Task inputs =>
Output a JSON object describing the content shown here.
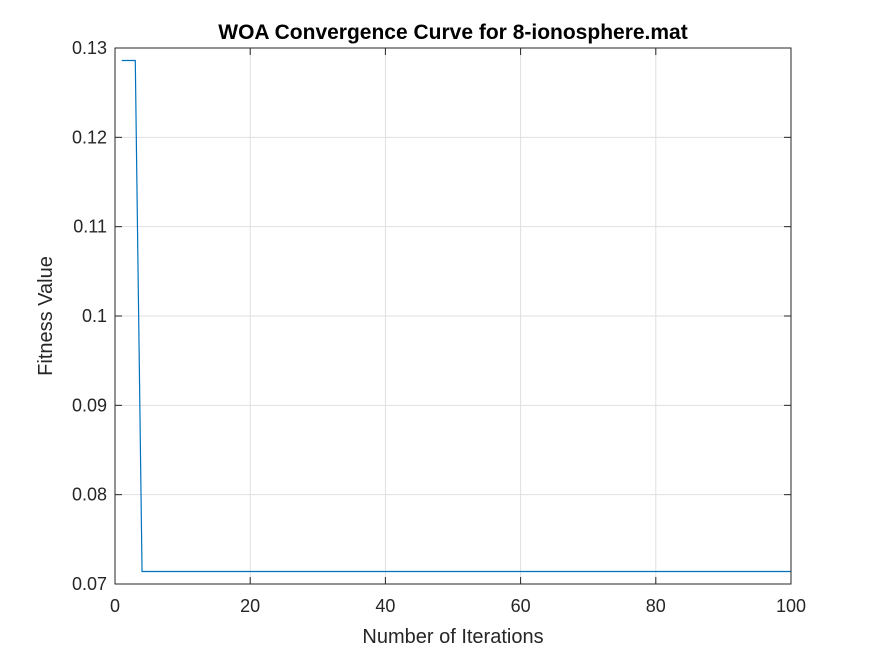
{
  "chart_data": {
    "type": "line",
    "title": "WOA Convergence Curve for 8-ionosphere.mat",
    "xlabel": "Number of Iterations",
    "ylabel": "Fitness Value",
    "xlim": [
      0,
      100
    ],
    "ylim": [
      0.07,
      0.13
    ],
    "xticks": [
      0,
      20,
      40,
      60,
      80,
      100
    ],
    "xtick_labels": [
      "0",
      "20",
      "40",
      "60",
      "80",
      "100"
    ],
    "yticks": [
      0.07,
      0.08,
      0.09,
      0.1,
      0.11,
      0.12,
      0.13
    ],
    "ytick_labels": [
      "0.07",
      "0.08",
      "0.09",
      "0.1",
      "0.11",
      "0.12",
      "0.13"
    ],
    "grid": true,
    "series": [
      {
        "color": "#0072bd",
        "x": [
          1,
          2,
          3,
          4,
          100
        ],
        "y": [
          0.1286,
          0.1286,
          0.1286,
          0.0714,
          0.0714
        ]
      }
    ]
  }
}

Work required => Transcribe each entry above exactly, apart from the pictures.

Exercise response =>
Output a JSON object describing the content shown here.
{
  "chart_data": {
    "type": "line",
    "title": "WOA Convergence Curve for 8-ionosphere.mat",
    "xlabel": "Number of Iterations",
    "ylabel": "Fitness Value",
    "xlim": [
      0,
      100
    ],
    "ylim": [
      0.07,
      0.13
    ],
    "xticks": [
      0,
      20,
      40,
      60,
      80,
      100
    ],
    "xtick_labels": [
      "0",
      "20",
      "40",
      "60",
      "80",
      "100"
    ],
    "yticks": [
      0.07,
      0.08,
      0.09,
      0.1,
      0.11,
      0.12,
      0.13
    ],
    "ytick_labels": [
      "0.07",
      "0.08",
      "0.09",
      "0.1",
      "0.11",
      "0.12",
      "0.13"
    ],
    "grid": true,
    "series": [
      {
        "color": "#0072bd",
        "x": [
          1,
          2,
          3,
          4,
          100
        ],
        "y": [
          0.1286,
          0.1286,
          0.1286,
          0.0714,
          0.0714
        ]
      }
    ]
  }
}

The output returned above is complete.